(Dataset records on visual material)
______
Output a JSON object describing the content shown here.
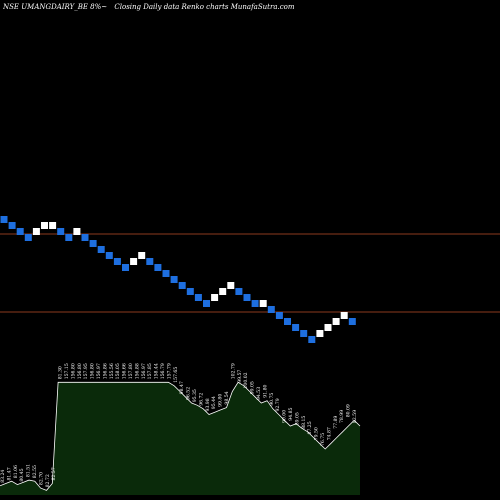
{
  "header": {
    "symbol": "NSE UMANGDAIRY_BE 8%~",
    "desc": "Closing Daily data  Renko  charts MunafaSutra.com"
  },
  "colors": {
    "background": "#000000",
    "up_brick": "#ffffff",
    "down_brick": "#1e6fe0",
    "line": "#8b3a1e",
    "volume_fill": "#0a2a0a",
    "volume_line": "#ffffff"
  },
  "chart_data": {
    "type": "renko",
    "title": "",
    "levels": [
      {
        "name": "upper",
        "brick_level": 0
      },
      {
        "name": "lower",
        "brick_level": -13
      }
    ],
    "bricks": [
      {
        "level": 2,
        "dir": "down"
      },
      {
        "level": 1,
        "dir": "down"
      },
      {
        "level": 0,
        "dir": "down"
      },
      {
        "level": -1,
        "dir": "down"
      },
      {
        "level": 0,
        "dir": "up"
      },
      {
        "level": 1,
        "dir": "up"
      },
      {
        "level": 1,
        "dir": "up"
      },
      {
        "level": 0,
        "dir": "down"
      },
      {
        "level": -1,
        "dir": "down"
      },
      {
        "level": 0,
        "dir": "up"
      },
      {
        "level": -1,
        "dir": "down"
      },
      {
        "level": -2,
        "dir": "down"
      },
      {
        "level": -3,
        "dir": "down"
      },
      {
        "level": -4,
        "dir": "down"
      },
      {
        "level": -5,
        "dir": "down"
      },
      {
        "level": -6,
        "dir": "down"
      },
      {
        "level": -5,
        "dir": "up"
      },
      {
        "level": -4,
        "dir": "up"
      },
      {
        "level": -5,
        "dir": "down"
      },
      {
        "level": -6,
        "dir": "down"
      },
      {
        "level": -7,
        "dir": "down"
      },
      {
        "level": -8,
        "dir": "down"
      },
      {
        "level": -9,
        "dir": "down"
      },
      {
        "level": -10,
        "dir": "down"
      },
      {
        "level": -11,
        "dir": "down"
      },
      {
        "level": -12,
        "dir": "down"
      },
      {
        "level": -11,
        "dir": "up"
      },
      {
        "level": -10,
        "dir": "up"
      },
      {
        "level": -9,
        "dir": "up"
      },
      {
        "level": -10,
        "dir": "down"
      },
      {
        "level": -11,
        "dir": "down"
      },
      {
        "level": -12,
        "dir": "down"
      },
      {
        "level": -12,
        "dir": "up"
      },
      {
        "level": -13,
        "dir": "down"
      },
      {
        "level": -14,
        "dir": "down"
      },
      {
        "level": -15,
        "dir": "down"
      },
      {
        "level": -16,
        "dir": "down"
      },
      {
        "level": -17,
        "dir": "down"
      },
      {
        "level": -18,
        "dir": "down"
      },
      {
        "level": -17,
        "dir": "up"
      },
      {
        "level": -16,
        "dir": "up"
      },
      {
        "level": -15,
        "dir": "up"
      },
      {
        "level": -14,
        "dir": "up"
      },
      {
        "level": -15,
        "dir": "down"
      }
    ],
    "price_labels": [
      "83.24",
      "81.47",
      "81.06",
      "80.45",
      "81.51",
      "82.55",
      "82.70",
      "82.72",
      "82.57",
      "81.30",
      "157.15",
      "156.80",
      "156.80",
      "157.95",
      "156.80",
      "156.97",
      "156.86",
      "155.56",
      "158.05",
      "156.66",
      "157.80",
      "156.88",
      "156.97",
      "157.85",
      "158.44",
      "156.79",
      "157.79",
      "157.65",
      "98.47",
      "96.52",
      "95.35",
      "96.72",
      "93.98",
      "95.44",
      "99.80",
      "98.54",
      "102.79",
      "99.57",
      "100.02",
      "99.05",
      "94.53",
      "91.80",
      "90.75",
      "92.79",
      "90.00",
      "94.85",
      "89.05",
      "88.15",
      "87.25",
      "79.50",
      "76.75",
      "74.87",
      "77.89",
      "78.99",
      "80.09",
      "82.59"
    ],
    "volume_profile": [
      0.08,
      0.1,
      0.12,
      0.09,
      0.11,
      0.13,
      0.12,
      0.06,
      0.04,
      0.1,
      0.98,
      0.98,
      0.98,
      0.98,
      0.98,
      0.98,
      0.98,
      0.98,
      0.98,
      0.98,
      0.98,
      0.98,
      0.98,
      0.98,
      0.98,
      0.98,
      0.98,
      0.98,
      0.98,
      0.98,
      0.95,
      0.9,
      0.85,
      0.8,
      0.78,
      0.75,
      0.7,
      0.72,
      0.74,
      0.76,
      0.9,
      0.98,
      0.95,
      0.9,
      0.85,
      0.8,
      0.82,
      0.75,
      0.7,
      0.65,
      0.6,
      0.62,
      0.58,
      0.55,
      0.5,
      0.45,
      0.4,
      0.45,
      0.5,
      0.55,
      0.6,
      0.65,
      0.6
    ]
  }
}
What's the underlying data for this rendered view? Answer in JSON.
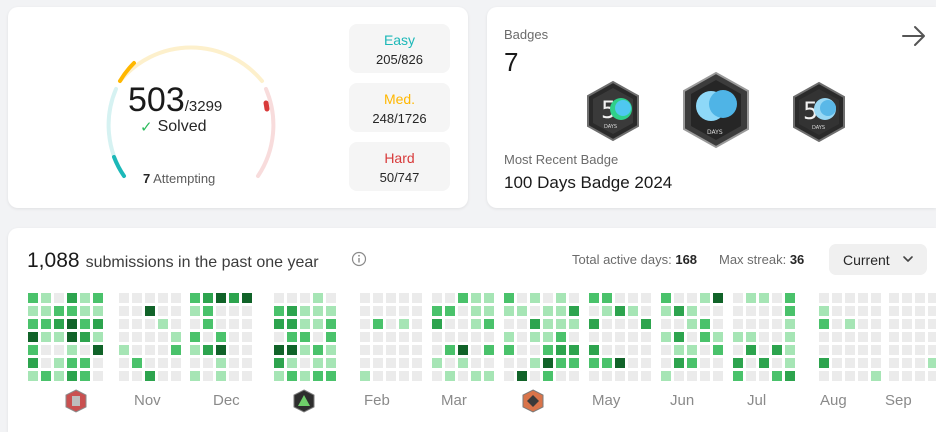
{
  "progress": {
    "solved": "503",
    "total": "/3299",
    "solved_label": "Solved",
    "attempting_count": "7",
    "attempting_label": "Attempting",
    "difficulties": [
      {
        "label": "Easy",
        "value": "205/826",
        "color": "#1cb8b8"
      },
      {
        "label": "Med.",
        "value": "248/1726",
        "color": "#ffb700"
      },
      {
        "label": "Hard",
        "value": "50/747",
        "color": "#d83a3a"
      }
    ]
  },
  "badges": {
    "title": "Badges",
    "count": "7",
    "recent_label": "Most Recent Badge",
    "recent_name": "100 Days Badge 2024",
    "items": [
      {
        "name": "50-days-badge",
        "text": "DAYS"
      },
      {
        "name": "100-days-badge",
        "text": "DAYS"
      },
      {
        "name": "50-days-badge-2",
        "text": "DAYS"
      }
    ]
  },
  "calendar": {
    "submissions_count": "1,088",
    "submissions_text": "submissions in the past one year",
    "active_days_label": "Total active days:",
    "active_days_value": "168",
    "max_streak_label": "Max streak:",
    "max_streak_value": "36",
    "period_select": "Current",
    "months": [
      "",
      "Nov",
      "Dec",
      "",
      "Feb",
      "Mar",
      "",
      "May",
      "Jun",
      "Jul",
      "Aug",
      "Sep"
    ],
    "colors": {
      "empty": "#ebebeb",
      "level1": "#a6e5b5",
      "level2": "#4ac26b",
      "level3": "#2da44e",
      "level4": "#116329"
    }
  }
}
______
Write the lines above out again exactly, without any of their pictures.

Output a JSON object describing the content shown here.
{
  "header": {
    "symbol": "NSE UMANGDAIRY_BE 8%~",
    "desc": "Closing Daily data  Renko  charts MunafaSutra.com"
  },
  "colors": {
    "background": "#000000",
    "up_brick": "#ffffff",
    "down_brick": "#1e6fe0",
    "line": "#8b3a1e",
    "volume_fill": "#0a2a0a",
    "volume_line": "#ffffff"
  },
  "chart_data": {
    "type": "renko",
    "title": "",
    "levels": [
      {
        "name": "upper",
        "brick_level": 0
      },
      {
        "name": "lower",
        "brick_level": -13
      }
    ],
    "bricks": [
      {
        "level": 2,
        "dir": "down"
      },
      {
        "level": 1,
        "dir": "down"
      },
      {
        "level": 0,
        "dir": "down"
      },
      {
        "level": -1,
        "dir": "down"
      },
      {
        "level": 0,
        "dir": "up"
      },
      {
        "level": 1,
        "dir": "up"
      },
      {
        "level": 1,
        "dir": "up"
      },
      {
        "level": 0,
        "dir": "down"
      },
      {
        "level": -1,
        "dir": "down"
      },
      {
        "level": 0,
        "dir": "up"
      },
      {
        "level": -1,
        "dir": "down"
      },
      {
        "level": -2,
        "dir": "down"
      },
      {
        "level": -3,
        "dir": "down"
      },
      {
        "level": -4,
        "dir": "down"
      },
      {
        "level": -5,
        "dir": "down"
      },
      {
        "level": -6,
        "dir": "down"
      },
      {
        "level": -5,
        "dir": "up"
      },
      {
        "level": -4,
        "dir": "up"
      },
      {
        "level": -5,
        "dir": "down"
      },
      {
        "level": -6,
        "dir": "down"
      },
      {
        "level": -7,
        "dir": "down"
      },
      {
        "level": -8,
        "dir": "down"
      },
      {
        "level": -9,
        "dir": "down"
      },
      {
        "level": -10,
        "dir": "down"
      },
      {
        "level": -11,
        "dir": "down"
      },
      {
        "level": -12,
        "dir": "down"
      },
      {
        "level": -11,
        "dir": "up"
      },
      {
        "level": -10,
        "dir": "up"
      },
      {
        "level": -9,
        "dir": "up"
      },
      {
        "level": -10,
        "dir": "down"
      },
      {
        "level": -11,
        "dir": "down"
      },
      {
        "level": -12,
        "dir": "down"
      },
      {
        "level": -12,
        "dir": "up"
      },
      {
        "level": -13,
        "dir": "down"
      },
      {
        "level": -14,
        "dir": "down"
      },
      {
        "level": -15,
        "dir": "down"
      },
      {
        "level": -16,
        "dir": "down"
      },
      {
        "level": -17,
        "dir": "down"
      },
      {
        "level": -18,
        "dir": "down"
      },
      {
        "level": -17,
        "dir": "up"
      },
      {
        "level": -16,
        "dir": "up"
      },
      {
        "level": -15,
        "dir": "up"
      },
      {
        "level": -14,
        "dir": "up"
      },
      {
        "level": -15,
        "dir": "down"
      }
    ],
    "price_labels": [
      "83.24",
      "81.47",
      "81.06",
      "80.45",
      "81.51",
      "82.55",
      "82.70",
      "82.72",
      "82.57",
      "81.30",
      "157.15",
      "156.80",
      "156.80",
      "157.95",
      "156.80",
      "156.97",
      "156.86",
      "155.56",
      "158.05",
      "156.66",
      "157.80",
      "156.88",
      "156.97",
      "157.85",
      "158.44",
      "156.79",
      "157.79",
      "157.65",
      "98.47",
      "96.52",
      "95.35",
      "96.72",
      "93.98",
      "95.44",
      "99.80",
      "98.54",
      "102.79",
      "99.57",
      "100.02",
      "99.05",
      "94.53",
      "91.80",
      "90.75",
      "92.79",
      "90.00",
      "94.85",
      "89.05",
      "88.15",
      "87.25",
      "79.50",
      "76.75",
      "74.87",
      "77.89",
      "78.99",
      "80.09",
      "82.59"
    ],
    "volume_profile": [
      0.08,
      0.1,
      0.12,
      0.09,
      0.11,
      0.13,
      0.12,
      0.06,
      0.04,
      0.1,
      0.98,
      0.98,
      0.98,
      0.98,
      0.98,
      0.98,
      0.98,
      0.98,
      0.98,
      0.98,
      0.98,
      0.98,
      0.98,
      0.98,
      0.98,
      0.98,
      0.98,
      0.98,
      0.98,
      0.98,
      0.95,
      0.9,
      0.85,
      0.8,
      0.78,
      0.75,
      0.7,
      0.72,
      0.74,
      0.76,
      0.9,
      0.98,
      0.95,
      0.9,
      0.85,
      0.8,
      0.82,
      0.75,
      0.7,
      0.65,
      0.6,
      0.62,
      0.58,
      0.55,
      0.5,
      0.45,
      0.4,
      0.45,
      0.5,
      0.55,
      0.6,
      0.65,
      0.6
    ]
  }
}
What's the underlying data for this rendered view? Answer in JSON.
{
  "progress": {
    "solved": "503",
    "total": "/3299",
    "solved_label": "Solved",
    "attempting_count": "7",
    "attempting_label": "Attempting",
    "difficulties": [
      {
        "label": "Easy",
        "value": "205/826",
        "color": "#1cb8b8"
      },
      {
        "label": "Med.",
        "value": "248/1726",
        "color": "#ffb700"
      },
      {
        "label": "Hard",
        "value": "50/747",
        "color": "#d83a3a"
      }
    ]
  },
  "badges": {
    "title": "Badges",
    "count": "7",
    "recent_label": "Most Recent Badge",
    "recent_name": "100 Days Badge 2024",
    "items": [
      {
        "name": "50-days-badge",
        "text": "DAYS"
      },
      {
        "name": "100-days-badge",
        "text": "DAYS"
      },
      {
        "name": "50-days-badge-2",
        "text": "DAYS"
      }
    ]
  },
  "calendar": {
    "submissions_count": "1,088",
    "submissions_text": "submissions in the past one year",
    "active_days_label": "Total active days:",
    "active_days_value": "168",
    "max_streak_label": "Max streak:",
    "max_streak_value": "36",
    "period_select": "Current",
    "months": [
      "",
      "Nov",
      "Dec",
      "",
      "Feb",
      "Mar",
      "",
      "May",
      "Jun",
      "Jul",
      "Aug",
      "Sep"
    ],
    "colors": {
      "empty": "#ebebeb",
      "level1": "#a6e5b5",
      "level2": "#4ac26b",
      "level3": "#2da44e",
      "level4": "#116329"
    }
  }
}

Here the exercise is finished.